> Excerpted records
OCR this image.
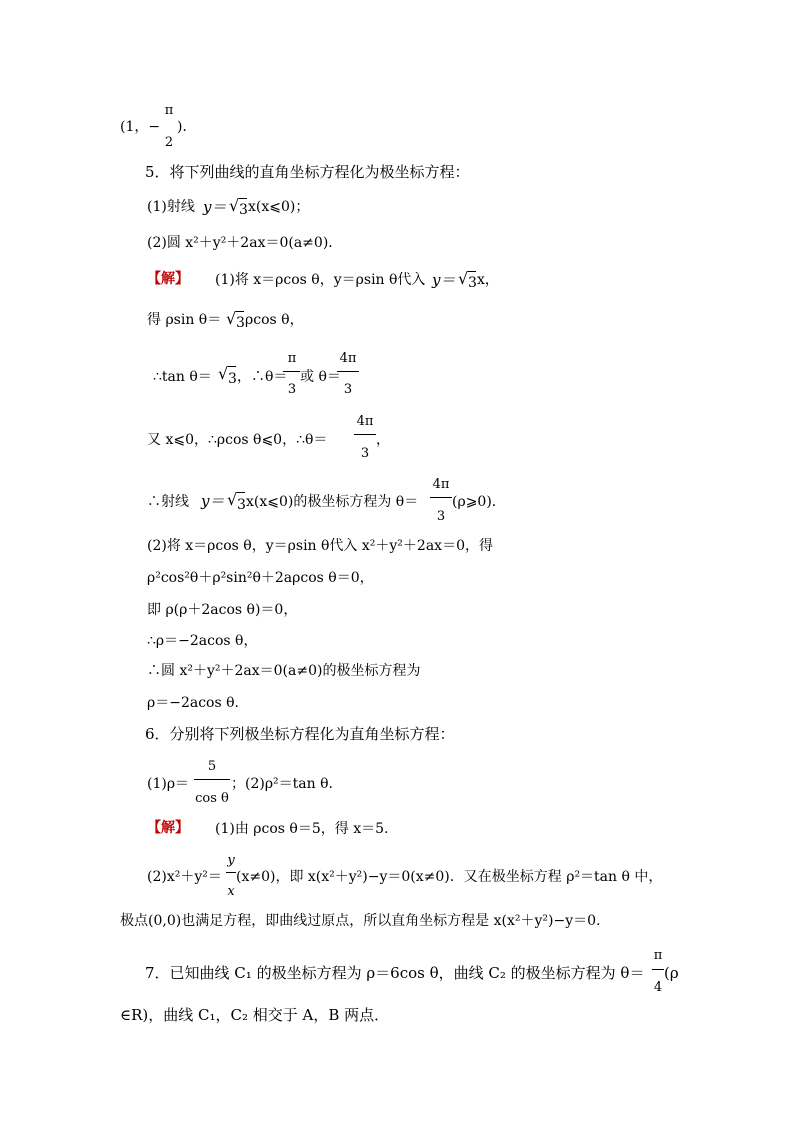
π
(1，− )．
2
5．将下列曲线的直角坐标方程化为极坐标方程：
(1)射线 y＝ √ 3 x(x⩽0)；
(2)圆 x²＋y²＋2ax＝0(a≠0)．
【解】 (1)将 x＝ρcos θ，y＝ρsin θ代入 y＝ √ 3 x，
得 ρsin θ＝ √ 3 ρcos θ，
π	4π
∴tan θ＝ √ 3 ，∴θ＝ 或 θ＝
3	3
4π
又 x⩽0，∴ρcos θ⩽0，∴θ＝	，
3
4π
∴射线 y＝ √ 3 x(x⩽0)的极坐标方程为 θ＝ (ρ⩾0)．
3
(2)将 x＝ρcos θ，y＝ρsin θ代入 x²＋y²＋2ax＝0，得
ρ²cos²θ＋ρ²sin²θ＋2aρcos θ＝0，
即 ρ(ρ＋2acos θ)＝0，
∴ρ＝−2acos θ，
∴圆 x²＋y²＋2ax＝0(a≠0)的极坐标方程为
ρ＝−2acos θ.
6．分别将下列极坐标方程化为直角坐标方程：
5
(1)ρ＝	；(2)ρ²＝tan θ.
cos θ
【解】 (1)由 ρcos θ＝5，得 x＝5.
y
(2)x²＋y²＝ (x≠0)，即 x(x²＋y²)−y＝0(x≠0)．又在极坐标方程 ρ²＝tan θ 中，
x
极点(0,0)也满足方程，即曲线过原点，所以直角坐标方程是 x(x²＋y²)−y＝0.
π
7．已知曲线 C₁ 的极坐标方程为 ρ＝6cos θ，曲线 C₂ 的极坐标方程为 θ＝ (ρ
4
∈R)，曲线 C₁，C₂ 相交于 A，B 两点．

> Exercise
Images should not appear in the copy; retype the listing above exactly.

> The completed task
OCR this image.
π
(1，− )．
2
5．将下列曲线的直角坐标方程化为极坐标方程：
(1)射线 y＝ √ 3 x(x⩽0)；
(2)圆 x²＋y²＋2ax＝0(a≠0)．
【解】 (1)将 x＝ρcos θ，y＝ρsin θ代入 y＝ √ 3 x，
得 ρsin θ＝ √ 3 ρcos θ，
π	4π
∴tan θ＝ √ 3 ，∴θ＝ 或 θ＝
3	3
4π
又 x⩽0，∴ρcos θ⩽0，∴θ＝	，
3
4π
∴射线 y＝ √ 3 x(x⩽0)的极坐标方程为 θ＝ (ρ⩾0)．
3
(2)将 x＝ρcos θ，y＝ρsin θ代入 x²＋y²＋2ax＝0，得
ρ²cos²θ＋ρ²sin²θ＋2aρcos θ＝0，
即 ρ(ρ＋2acos θ)＝0，
∴ρ＝−2acos θ，
∴圆 x²＋y²＋2ax＝0(a≠0)的极坐标方程为
ρ＝−2acos θ.
6．分别将下列极坐标方程化为直角坐标方程：
5
(1)ρ＝	；(2)ρ²＝tan θ.
cos θ
【解】 (1)由 ρcos θ＝5，得 x＝5.
y
(2)x²＋y²＝ (x≠0)，即 x(x²＋y²)−y＝0(x≠0)．又在极坐标方程 ρ²＝tan θ 中，
x
极点(0,0)也满足方程，即曲线过原点，所以直角坐标方程是 x(x²＋y²)−y＝0.
π
7．已知曲线 C₁ 的极坐标方程为 ρ＝6cos θ，曲线 C₂ 的极坐标方程为 θ＝ (ρ
4
∈R)，曲线 C₁，C₂ 相交于 A，B 两点．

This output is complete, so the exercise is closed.